Saved entries:
+++++
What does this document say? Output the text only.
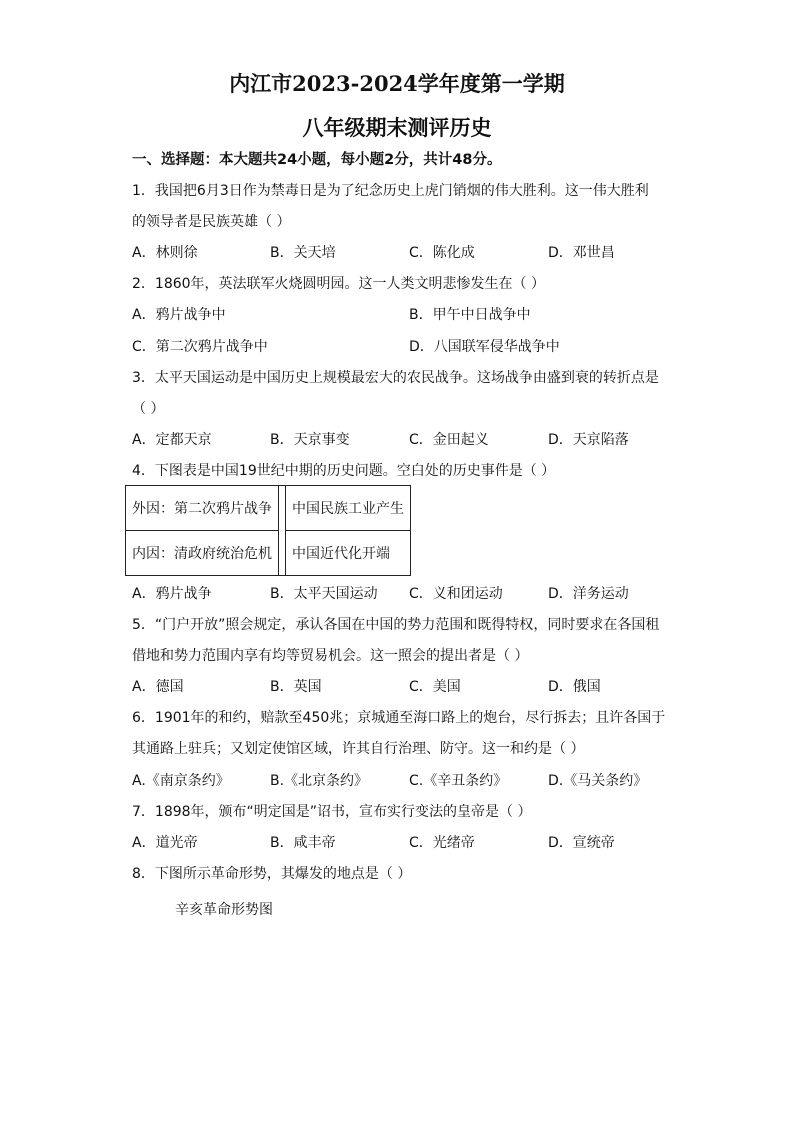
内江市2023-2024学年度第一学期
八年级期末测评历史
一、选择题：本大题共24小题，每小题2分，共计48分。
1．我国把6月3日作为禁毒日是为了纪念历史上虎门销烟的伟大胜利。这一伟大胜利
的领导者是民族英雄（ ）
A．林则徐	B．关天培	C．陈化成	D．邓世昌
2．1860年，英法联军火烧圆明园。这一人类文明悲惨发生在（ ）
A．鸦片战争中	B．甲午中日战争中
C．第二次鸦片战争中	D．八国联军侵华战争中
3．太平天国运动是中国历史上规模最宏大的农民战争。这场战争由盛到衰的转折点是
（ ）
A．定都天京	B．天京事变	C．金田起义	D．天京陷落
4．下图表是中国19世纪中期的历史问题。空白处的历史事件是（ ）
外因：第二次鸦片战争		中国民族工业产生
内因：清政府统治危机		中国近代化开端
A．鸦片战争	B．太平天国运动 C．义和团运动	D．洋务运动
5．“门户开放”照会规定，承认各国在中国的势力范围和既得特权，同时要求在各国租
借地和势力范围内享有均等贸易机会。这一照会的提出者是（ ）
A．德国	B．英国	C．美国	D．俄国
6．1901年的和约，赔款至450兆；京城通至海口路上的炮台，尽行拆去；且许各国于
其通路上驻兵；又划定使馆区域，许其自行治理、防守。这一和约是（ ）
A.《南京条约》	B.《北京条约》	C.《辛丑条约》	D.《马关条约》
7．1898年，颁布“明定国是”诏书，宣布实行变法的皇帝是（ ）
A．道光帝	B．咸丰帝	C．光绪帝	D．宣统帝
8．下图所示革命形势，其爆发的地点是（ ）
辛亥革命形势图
+++++
Directions:
Leave out all images, then reproduce the entries above exactly.

Written answer:
What does this document say? Output the text only.
内江市2023-2024学年度第一学期
八年级期末测评历史
一、选择题：本大题共24小题，每小题2分，共计48分。
1．我国把6月3日作为禁毒日是为了纪念历史上虎门销烟的伟大胜利。这一伟大胜利
的领导者是民族英雄（ ）
A．林则徐	B．关天培	C．陈化成	D．邓世昌
2．1860年，英法联军火烧圆明园。这一人类文明悲惨发生在（ ）
A．鸦片战争中	B．甲午中日战争中
C．第二次鸦片战争中	D．八国联军侵华战争中
3．太平天国运动是中国历史上规模最宏大的农民战争。这场战争由盛到衰的转折点是
（ ）
A．定都天京	B．天京事变	C．金田起义	D．天京陷落
4．下图表是中国19世纪中期的历史问题。空白处的历史事件是（ ）
外因：第二次鸦片战争		中国民族工业产生
内因：清政府统治危机		中国近代化开端
A．鸦片战争	B．太平天国运动 C．义和团运动	D．洋务运动
5．“门户开放”照会规定，承认各国在中国的势力范围和既得特权，同时要求在各国租
借地和势力范围内享有均等贸易机会。这一照会的提出者是（ ）
A．德国	B．英国	C．美国	D．俄国
6．1901年的和约，赔款至450兆；京城通至海口路上的炮台，尽行拆去；且许各国于
其通路上驻兵；又划定使馆区域，许其自行治理、防守。这一和约是（ ）
A.《南京条约》	B.《北京条约》	C.《辛丑条约》	D.《马关条约》
7．1898年，颁布“明定国是”诏书，宣布实行变法的皇帝是（ ）
A．道光帝	B．咸丰帝	C．光绪帝	D．宣统帝
8．下图所示革命形势，其爆发的地点是（ ）
辛亥革命形势图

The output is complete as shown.